**Description of the task**
Print out the material that follows word for word.

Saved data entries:
⟨

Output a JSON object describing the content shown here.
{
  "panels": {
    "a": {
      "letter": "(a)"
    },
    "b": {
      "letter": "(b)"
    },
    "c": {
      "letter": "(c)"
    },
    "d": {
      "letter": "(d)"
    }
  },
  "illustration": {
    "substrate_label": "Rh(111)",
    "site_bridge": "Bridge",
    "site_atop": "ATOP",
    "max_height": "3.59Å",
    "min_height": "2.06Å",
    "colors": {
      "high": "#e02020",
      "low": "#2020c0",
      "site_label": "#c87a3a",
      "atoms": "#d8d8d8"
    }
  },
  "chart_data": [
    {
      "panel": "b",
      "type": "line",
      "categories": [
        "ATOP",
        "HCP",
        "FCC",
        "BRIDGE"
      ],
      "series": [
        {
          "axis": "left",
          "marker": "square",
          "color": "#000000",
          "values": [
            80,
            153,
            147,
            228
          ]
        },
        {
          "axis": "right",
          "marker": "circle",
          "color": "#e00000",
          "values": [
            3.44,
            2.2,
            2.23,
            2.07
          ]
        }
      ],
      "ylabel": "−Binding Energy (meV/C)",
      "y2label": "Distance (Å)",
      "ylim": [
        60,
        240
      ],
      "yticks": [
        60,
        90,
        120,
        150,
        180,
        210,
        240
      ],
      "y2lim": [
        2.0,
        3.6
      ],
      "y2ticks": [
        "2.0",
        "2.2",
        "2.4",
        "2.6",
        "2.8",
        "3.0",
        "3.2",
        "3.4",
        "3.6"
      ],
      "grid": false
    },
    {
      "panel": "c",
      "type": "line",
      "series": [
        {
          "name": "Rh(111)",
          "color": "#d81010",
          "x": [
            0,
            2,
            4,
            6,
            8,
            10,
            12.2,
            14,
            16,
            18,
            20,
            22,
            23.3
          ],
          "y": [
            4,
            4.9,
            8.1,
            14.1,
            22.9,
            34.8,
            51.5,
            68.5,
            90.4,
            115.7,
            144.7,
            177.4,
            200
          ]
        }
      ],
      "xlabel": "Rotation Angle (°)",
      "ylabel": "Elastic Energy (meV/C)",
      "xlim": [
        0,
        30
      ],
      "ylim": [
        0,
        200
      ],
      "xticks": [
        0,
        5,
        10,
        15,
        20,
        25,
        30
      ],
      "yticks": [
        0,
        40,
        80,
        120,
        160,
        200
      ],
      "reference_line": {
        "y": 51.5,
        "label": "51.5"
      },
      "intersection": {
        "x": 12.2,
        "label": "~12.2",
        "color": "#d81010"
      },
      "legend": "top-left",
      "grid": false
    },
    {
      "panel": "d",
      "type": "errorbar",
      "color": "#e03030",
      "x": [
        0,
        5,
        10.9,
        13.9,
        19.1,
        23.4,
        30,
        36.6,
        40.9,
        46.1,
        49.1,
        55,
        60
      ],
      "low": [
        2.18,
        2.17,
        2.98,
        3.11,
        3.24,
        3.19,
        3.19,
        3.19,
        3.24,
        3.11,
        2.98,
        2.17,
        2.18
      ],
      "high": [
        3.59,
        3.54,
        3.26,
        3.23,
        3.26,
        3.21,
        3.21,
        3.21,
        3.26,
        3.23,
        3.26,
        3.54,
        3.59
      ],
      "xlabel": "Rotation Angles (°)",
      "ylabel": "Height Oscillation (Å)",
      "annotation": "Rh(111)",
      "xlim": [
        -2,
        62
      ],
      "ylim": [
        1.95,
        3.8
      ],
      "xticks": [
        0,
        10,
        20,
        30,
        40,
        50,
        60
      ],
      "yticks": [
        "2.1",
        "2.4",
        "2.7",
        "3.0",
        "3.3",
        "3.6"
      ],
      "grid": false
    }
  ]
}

⟩

**Correct output**
Output a JSON object describing the content shown here.
{
  "panels": {
    "a": {
      "letter": "(a)"
    },
    "b": {
      "letter": "(b)"
    },
    "c": {
      "letter": "(c)"
    },
    "d": {
      "letter": "(d)"
    }
  },
  "illustration": {
    "substrate_label": "Rh(111)",
    "site_bridge": "Bridge",
    "site_atop": "ATOP",
    "max_height": "3.59Å",
    "min_height": "2.06Å",
    "colors": {
      "high": "#e02020",
      "low": "#2020c0",
      "site_label": "#c87a3a",
      "atoms": "#d8d8d8"
    }
  },
  "chart_data": [
    {
      "panel": "b",
      "type": "line",
      "categories": [
        "ATOP",
        "HCP",
        "FCC",
        "BRIDGE"
      ],
      "series": [
        {
          "axis": "left",
          "marker": "square",
          "color": "#000000",
          "values": [
            80,
            153,
            147,
            228
          ]
        },
        {
          "axis": "right",
          "marker": "circle",
          "color": "#e00000",
          "values": [
            3.44,
            2.2,
            2.23,
            2.07
          ]
        }
      ],
      "ylabel": "−Binding Energy (meV/C)",
      "y2label": "Distance (Å)",
      "ylim": [
        60,
        240
      ],
      "yticks": [
        60,
        90,
        120,
        150,
        180,
        210,
        240
      ],
      "y2lim": [
        2.0,
        3.6
      ],
      "y2ticks": [
        "2.0",
        "2.2",
        "2.4",
        "2.6",
        "2.8",
        "3.0",
        "3.2",
        "3.4",
        "3.6"
      ],
      "grid": false
    },
    {
      "panel": "c",
      "type": "line",
      "series": [
        {
          "name": "Rh(111)",
          "color": "#d81010",
          "x": [
            0,
            2,
            4,
            6,
            8,
            10,
            12.2,
            14,
            16,
            18,
            20,
            22,
            23.3
          ],
          "y": [
            4,
            4.9,
            8.1,
            14.1,
            22.9,
            34.8,
            51.5,
            68.5,
            90.4,
            115.7,
            144.7,
            177.4,
            200
          ]
        }
      ],
      "xlabel": "Rotation Angle (°)",
      "ylabel": "Elastic Energy (meV/C)",
      "xlim": [
        0,
        30
      ],
      "ylim": [
        0,
        200
      ],
      "xticks": [
        0,
        5,
        10,
        15,
        20,
        25,
        30
      ],
      "yticks": [
        0,
        40,
        80,
        120,
        160,
        200
      ],
      "reference_line": {
        "y": 51.5,
        "label": "51.5"
      },
      "intersection": {
        "x": 12.2,
        "label": "~12.2",
        "color": "#d81010"
      },
      "legend": "top-left",
      "grid": false
    },
    {
      "panel": "d",
      "type": "errorbar",
      "color": "#e03030",
      "x": [
        0,
        5,
        10.9,
        13.9,
        19.1,
        23.4,
        30,
        36.6,
        40.9,
        46.1,
        49.1,
        55,
        60
      ],
      "low": [
        2.18,
        2.17,
        2.98,
        3.11,
        3.24,
        3.19,
        3.19,
        3.19,
        3.24,
        3.11,
        2.98,
        2.17,
        2.18
      ],
      "high": [
        3.59,
        3.54,
        3.26,
        3.23,
        3.26,
        3.21,
        3.21,
        3.21,
        3.26,
        3.23,
        3.26,
        3.54,
        3.59
      ],
      "xlabel": "Rotation Angles (°)",
      "ylabel": "Height Oscillation (Å)",
      "annotation": "Rh(111)",
      "xlim": [
        -2,
        62
      ],
      "ylim": [
        1.95,
        3.8
      ],
      "xticks": [
        0,
        10,
        20,
        30,
        40,
        50,
        60
      ],
      "yticks": [
        "2.1",
        "2.4",
        "2.7",
        "3.0",
        "3.3",
        "3.6"
      ],
      "grid": false
    }
  ]
}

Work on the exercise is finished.